## START
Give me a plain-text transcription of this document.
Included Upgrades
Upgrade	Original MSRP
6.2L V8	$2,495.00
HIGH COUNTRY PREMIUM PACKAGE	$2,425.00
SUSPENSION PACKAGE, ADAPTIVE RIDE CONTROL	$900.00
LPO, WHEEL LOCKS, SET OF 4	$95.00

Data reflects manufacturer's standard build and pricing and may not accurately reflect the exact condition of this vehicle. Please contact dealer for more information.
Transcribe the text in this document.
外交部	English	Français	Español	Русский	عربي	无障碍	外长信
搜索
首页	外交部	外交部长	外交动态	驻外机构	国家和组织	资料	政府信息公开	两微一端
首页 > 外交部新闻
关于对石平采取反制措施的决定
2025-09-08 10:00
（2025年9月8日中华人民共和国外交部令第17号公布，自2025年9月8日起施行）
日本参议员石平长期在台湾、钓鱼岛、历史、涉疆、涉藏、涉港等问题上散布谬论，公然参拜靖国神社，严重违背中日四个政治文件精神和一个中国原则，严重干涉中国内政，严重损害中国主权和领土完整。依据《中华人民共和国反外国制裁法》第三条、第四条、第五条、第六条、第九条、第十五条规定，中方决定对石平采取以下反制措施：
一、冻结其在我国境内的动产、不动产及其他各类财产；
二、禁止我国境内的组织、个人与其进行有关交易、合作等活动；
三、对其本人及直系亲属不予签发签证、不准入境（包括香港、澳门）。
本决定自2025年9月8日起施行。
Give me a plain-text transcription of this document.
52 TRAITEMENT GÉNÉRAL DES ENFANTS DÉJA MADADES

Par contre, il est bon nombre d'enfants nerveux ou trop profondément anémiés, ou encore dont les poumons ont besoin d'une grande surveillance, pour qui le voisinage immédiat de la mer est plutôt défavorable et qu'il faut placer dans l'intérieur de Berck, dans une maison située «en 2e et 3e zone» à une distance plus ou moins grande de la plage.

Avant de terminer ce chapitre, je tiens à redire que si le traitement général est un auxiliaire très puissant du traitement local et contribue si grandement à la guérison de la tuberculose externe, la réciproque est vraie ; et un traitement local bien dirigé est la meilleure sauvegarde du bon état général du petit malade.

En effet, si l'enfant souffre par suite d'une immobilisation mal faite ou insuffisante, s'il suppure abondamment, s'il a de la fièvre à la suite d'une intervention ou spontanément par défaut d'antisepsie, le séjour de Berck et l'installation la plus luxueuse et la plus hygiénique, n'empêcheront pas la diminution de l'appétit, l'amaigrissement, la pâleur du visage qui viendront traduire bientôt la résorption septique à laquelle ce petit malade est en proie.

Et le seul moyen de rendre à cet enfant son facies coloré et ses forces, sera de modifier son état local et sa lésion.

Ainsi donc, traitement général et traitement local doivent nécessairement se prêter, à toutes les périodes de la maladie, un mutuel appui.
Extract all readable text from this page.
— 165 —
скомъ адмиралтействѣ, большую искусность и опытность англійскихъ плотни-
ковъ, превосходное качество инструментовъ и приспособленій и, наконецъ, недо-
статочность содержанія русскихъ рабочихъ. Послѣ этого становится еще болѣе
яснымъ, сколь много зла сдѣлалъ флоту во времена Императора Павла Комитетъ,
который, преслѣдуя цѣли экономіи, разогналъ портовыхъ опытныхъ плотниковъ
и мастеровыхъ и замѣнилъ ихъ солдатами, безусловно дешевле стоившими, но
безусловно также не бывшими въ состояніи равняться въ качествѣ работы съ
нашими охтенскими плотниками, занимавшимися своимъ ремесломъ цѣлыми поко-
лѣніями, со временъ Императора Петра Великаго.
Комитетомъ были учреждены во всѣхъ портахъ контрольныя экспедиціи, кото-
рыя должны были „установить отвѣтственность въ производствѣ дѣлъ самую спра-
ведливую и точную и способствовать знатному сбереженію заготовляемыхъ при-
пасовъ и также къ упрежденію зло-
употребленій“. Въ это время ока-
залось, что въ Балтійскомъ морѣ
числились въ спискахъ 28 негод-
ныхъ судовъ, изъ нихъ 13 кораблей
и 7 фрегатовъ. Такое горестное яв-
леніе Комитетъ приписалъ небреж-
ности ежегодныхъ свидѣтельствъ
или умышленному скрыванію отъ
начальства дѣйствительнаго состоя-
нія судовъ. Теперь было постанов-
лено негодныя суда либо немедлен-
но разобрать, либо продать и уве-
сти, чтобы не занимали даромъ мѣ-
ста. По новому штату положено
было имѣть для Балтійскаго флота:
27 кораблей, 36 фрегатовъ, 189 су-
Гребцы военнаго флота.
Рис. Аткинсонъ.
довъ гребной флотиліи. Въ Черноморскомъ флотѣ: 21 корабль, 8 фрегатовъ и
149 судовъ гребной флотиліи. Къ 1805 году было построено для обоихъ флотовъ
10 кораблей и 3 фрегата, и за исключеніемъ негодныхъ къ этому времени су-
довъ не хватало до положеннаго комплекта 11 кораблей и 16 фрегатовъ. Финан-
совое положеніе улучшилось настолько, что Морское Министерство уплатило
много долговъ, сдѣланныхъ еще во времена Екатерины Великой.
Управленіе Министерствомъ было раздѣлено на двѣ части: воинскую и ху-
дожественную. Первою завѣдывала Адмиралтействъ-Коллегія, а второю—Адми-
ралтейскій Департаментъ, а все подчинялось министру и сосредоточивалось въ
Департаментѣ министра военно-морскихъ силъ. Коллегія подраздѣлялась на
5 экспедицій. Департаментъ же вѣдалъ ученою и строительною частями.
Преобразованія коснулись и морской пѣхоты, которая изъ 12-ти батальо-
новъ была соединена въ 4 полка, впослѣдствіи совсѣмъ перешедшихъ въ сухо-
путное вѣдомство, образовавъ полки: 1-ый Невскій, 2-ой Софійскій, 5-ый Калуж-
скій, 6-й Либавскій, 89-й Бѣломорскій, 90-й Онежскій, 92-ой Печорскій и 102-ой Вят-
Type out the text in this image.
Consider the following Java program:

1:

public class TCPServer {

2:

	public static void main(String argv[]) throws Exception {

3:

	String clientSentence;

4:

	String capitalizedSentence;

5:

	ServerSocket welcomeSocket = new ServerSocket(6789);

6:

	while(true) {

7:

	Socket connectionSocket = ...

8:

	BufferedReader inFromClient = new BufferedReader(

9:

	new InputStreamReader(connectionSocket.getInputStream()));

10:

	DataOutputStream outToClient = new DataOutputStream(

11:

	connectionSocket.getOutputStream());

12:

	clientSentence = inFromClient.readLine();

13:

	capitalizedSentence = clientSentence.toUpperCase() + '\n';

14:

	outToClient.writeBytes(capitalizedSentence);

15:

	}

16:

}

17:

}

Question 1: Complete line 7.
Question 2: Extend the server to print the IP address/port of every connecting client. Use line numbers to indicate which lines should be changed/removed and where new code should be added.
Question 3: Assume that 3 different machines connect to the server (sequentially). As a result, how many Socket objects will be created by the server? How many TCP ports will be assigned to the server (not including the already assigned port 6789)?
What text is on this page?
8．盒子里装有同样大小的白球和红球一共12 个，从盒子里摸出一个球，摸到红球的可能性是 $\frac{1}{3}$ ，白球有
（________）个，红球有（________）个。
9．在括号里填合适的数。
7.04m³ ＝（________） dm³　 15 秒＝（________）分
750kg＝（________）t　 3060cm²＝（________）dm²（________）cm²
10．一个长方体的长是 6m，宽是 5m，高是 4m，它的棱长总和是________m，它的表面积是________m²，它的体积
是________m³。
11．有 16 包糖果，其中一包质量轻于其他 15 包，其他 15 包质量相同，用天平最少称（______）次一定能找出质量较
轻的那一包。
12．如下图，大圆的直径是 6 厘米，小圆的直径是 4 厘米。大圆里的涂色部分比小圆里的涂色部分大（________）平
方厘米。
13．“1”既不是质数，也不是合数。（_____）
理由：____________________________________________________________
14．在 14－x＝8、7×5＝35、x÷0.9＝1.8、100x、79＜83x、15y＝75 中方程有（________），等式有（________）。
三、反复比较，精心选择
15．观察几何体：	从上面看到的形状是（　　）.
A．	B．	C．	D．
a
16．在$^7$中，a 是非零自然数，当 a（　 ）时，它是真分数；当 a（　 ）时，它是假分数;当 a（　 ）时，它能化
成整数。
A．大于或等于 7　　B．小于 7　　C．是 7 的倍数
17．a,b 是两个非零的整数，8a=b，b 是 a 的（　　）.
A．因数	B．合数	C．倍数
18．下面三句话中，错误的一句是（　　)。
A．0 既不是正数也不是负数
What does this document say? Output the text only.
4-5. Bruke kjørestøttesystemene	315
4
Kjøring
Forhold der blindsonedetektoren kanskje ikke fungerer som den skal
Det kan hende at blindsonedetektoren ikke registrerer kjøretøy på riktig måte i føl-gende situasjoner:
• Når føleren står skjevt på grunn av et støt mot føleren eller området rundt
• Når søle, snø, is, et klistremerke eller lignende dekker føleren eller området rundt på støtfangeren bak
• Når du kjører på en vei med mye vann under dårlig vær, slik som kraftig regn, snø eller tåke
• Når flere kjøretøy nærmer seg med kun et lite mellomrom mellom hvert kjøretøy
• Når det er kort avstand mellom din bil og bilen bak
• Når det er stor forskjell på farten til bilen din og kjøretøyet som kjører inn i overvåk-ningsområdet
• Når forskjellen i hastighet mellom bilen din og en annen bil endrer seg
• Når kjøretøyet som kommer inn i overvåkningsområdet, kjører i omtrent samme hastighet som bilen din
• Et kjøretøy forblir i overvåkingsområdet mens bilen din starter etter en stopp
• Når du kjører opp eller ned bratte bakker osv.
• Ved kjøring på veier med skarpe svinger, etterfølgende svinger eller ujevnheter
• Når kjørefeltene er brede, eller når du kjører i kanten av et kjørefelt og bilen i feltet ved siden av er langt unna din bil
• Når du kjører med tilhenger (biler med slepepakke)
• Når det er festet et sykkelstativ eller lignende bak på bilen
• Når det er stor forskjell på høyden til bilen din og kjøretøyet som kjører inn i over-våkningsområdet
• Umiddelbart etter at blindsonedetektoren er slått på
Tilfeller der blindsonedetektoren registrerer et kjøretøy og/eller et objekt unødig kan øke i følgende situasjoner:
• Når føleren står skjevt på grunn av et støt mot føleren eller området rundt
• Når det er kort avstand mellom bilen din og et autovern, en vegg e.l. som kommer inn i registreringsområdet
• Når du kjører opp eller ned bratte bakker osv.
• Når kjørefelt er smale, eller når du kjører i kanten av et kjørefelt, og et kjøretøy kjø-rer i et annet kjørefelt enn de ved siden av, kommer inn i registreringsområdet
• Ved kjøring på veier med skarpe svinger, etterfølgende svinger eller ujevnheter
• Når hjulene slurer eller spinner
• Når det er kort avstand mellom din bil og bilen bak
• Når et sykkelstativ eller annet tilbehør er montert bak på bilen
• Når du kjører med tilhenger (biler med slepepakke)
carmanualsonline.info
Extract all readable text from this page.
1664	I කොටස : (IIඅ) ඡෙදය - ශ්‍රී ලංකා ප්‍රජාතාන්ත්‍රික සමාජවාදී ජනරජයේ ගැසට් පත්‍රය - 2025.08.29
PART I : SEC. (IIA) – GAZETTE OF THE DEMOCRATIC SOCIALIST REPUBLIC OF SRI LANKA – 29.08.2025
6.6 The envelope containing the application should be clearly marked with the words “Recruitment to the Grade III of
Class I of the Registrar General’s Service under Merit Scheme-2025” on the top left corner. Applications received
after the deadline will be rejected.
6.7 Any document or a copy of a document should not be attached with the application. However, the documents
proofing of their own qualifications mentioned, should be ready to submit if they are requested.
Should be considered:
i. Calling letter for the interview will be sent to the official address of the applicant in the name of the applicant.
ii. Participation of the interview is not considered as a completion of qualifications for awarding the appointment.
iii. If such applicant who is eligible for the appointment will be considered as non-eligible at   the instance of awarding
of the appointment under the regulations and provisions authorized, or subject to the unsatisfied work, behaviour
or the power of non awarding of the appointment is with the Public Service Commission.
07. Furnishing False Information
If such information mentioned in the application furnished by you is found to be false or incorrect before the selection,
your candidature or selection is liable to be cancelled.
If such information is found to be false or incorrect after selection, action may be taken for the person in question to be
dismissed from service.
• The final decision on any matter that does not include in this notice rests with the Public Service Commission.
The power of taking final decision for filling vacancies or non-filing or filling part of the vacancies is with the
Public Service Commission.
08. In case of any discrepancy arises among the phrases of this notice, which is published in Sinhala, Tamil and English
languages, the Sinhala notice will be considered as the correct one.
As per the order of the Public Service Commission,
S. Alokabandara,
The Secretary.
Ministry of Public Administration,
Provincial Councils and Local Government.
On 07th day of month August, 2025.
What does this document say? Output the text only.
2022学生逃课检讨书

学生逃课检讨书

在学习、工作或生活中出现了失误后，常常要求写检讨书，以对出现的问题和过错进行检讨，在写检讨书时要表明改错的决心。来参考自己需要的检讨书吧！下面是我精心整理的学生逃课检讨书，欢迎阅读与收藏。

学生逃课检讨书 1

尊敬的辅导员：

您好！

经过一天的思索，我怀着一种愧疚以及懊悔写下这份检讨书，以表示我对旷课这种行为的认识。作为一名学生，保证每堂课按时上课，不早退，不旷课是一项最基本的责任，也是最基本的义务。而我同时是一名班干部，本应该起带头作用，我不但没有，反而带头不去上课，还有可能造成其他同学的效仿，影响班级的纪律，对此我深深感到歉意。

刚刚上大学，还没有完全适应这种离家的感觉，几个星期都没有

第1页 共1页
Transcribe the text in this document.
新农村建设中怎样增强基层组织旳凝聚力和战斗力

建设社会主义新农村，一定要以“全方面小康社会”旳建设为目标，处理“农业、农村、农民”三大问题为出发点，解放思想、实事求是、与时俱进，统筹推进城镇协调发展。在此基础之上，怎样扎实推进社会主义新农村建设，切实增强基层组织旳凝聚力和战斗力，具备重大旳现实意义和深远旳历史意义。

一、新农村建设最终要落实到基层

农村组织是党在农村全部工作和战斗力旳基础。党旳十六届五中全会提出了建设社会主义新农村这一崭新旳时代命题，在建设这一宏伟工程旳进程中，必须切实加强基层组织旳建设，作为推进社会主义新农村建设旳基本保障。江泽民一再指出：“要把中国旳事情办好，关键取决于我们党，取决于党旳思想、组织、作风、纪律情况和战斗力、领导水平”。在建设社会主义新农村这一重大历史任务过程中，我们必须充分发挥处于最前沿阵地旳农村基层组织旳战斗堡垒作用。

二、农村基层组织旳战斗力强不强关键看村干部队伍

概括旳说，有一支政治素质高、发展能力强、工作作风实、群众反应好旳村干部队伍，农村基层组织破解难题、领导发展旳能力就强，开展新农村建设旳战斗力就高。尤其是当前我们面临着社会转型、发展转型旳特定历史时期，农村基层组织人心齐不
## END
▶ **WHAT THIS TASK INVOLVES**: Among the entries above, how many lines hold the string "clientSentence"? Give the number by itself.

▶ **FULL RESPONSE**: 3